BRIEF: Pull every line containing "image" out of the material below.

****************************************

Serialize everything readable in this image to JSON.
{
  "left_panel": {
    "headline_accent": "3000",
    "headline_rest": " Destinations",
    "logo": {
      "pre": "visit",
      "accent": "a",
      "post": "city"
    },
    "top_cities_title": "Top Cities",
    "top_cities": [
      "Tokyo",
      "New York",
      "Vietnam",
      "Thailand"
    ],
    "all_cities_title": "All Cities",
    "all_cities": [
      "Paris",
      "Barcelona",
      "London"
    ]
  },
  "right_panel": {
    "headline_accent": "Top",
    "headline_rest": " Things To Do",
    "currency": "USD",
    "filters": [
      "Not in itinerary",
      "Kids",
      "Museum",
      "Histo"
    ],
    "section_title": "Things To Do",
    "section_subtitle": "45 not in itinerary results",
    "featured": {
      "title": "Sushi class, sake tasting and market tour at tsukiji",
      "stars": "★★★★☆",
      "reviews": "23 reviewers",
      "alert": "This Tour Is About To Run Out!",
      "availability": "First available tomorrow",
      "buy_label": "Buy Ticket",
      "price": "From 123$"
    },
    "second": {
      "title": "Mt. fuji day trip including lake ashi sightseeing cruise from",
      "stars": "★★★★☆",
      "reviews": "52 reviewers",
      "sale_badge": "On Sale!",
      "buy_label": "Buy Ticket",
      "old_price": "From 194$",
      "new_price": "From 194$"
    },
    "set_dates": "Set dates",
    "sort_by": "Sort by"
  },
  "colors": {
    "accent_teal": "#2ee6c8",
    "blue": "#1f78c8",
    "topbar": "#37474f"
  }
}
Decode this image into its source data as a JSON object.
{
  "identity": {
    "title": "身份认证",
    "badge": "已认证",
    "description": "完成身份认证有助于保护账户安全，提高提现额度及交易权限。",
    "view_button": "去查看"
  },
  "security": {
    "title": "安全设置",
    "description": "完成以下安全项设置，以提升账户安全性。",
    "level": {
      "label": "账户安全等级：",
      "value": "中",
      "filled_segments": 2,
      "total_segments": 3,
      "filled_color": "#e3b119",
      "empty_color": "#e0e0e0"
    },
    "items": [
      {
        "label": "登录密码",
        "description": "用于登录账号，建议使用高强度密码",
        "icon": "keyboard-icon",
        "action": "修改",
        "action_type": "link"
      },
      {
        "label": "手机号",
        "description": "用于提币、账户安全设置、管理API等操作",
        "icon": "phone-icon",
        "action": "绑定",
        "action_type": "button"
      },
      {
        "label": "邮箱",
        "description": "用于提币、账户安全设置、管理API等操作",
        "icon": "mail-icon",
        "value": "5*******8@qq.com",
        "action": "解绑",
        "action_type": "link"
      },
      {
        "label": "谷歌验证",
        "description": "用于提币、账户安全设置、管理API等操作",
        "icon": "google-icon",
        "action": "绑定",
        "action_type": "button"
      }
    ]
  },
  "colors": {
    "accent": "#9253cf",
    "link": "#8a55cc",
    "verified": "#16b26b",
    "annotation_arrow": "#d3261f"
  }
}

****************************************

FINAL RESULT:
Serialize everything readable in this image to JSON.
Decode this image into its source data as a JSON object.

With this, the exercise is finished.